WHAT THE TASK ASKS — Comb through the entries for "Baden" and pull out each line that holds it.

### DATASET ENTRIES ###

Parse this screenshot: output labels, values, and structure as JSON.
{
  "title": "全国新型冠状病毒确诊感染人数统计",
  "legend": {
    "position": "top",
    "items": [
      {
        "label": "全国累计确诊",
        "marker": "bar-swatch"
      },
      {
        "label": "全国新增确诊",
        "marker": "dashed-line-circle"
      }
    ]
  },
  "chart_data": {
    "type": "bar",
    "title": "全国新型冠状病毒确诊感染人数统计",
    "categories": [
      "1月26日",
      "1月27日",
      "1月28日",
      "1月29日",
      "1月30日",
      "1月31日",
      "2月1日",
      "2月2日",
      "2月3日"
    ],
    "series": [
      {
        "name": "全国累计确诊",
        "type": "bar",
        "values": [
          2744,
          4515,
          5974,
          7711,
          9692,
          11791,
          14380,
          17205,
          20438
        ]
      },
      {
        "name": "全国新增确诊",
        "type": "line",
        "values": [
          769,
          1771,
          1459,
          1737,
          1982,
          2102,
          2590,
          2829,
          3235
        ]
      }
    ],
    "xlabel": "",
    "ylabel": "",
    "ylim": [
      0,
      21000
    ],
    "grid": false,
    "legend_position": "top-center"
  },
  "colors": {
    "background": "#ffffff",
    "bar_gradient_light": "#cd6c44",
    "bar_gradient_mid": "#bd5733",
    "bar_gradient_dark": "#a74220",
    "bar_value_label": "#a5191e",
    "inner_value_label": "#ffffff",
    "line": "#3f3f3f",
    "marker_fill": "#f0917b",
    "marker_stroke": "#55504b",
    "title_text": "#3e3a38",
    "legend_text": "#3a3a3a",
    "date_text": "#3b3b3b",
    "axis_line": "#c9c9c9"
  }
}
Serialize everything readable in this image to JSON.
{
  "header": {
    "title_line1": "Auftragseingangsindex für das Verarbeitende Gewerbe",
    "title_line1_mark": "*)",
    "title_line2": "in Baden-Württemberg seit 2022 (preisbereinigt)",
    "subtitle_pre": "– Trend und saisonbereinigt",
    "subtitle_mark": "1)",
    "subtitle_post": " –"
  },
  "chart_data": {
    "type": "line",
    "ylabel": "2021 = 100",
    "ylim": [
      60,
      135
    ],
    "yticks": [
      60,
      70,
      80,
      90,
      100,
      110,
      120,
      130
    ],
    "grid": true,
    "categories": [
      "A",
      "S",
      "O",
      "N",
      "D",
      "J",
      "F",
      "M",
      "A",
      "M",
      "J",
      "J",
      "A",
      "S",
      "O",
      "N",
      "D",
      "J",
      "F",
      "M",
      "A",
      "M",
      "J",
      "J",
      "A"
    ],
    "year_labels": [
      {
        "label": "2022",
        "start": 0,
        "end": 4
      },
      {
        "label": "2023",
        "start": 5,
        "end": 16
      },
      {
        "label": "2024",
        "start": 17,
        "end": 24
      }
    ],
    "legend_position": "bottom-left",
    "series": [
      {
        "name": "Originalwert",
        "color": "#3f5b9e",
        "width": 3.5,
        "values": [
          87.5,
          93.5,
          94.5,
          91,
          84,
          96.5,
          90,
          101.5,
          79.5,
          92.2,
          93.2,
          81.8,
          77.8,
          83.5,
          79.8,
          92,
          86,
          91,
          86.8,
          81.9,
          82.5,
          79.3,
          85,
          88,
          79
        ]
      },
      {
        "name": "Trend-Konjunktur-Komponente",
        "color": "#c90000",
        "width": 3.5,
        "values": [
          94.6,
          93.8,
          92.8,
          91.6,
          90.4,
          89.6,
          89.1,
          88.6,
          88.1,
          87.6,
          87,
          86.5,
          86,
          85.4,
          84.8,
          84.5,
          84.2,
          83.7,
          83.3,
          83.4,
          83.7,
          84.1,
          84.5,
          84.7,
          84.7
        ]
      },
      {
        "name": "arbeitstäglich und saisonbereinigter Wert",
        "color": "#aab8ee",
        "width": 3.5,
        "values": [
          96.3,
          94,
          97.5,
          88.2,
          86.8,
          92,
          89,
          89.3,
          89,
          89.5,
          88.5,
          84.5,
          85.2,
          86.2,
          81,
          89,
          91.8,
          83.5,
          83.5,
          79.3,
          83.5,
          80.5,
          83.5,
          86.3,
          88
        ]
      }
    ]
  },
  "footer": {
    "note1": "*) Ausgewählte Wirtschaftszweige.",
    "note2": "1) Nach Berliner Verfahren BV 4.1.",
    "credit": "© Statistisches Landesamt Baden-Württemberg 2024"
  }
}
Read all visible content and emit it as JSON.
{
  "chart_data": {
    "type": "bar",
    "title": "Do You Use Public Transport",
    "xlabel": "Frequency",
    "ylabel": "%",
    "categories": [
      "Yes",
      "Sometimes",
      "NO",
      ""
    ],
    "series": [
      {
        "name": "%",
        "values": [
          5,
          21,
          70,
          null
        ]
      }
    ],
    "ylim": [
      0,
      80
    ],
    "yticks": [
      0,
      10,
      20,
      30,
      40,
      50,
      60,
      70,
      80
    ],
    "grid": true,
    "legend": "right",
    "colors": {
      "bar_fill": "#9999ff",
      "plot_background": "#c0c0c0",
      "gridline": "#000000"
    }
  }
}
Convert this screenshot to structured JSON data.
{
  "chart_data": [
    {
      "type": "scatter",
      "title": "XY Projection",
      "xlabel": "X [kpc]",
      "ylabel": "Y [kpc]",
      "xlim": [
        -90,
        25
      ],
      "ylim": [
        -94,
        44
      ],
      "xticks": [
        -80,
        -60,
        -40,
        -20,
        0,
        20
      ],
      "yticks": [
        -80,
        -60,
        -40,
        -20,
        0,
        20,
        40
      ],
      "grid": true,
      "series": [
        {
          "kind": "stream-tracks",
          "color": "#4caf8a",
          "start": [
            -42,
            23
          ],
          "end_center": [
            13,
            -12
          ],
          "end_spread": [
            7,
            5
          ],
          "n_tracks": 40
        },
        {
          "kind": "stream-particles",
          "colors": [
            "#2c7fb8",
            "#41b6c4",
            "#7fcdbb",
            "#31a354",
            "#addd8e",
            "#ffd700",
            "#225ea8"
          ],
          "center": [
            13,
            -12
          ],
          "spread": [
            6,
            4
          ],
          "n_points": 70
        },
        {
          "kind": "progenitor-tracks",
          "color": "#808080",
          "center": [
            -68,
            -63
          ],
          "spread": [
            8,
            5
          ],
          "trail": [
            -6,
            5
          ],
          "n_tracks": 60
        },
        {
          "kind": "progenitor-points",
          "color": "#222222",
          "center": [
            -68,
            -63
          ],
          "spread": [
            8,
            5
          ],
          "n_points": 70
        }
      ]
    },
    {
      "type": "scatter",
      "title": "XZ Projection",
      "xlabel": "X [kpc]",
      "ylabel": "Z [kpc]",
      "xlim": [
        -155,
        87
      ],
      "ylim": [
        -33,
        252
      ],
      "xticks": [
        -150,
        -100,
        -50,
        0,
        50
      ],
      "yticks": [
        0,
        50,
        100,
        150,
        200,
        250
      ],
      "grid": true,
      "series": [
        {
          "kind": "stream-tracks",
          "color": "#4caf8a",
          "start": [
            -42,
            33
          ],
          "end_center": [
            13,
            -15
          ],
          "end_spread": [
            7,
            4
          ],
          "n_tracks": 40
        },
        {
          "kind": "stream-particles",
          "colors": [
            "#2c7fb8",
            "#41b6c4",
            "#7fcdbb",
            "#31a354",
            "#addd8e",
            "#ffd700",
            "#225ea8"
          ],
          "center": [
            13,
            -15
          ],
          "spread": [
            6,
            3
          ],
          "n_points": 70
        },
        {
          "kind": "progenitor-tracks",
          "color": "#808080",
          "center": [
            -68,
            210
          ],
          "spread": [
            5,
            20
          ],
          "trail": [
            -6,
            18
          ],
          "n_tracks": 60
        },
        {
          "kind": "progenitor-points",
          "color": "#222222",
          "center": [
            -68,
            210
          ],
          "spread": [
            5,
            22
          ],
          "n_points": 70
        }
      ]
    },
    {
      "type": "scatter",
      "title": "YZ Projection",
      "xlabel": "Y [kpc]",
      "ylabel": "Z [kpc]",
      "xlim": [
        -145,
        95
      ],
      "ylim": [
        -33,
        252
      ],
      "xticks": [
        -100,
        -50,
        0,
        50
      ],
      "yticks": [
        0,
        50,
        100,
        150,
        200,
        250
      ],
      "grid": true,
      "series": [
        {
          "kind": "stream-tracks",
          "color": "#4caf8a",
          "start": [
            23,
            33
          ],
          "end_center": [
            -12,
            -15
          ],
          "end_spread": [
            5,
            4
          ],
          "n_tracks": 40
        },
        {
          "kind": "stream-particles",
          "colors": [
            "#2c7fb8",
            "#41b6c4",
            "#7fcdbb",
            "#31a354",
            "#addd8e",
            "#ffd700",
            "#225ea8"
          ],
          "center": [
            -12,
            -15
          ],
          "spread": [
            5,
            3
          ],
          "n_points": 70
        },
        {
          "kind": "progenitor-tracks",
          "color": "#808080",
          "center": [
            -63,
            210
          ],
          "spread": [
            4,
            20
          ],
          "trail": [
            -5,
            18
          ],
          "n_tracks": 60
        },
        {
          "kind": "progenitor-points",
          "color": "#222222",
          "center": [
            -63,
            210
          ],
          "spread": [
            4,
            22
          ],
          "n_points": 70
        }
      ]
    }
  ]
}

###

REPLY —
    "title_line2": "in Baden-Württemberg seit 2022 (preisbereinigt)",
    "credit": "© Statistisches Landesamt Baden-Württemberg 2024"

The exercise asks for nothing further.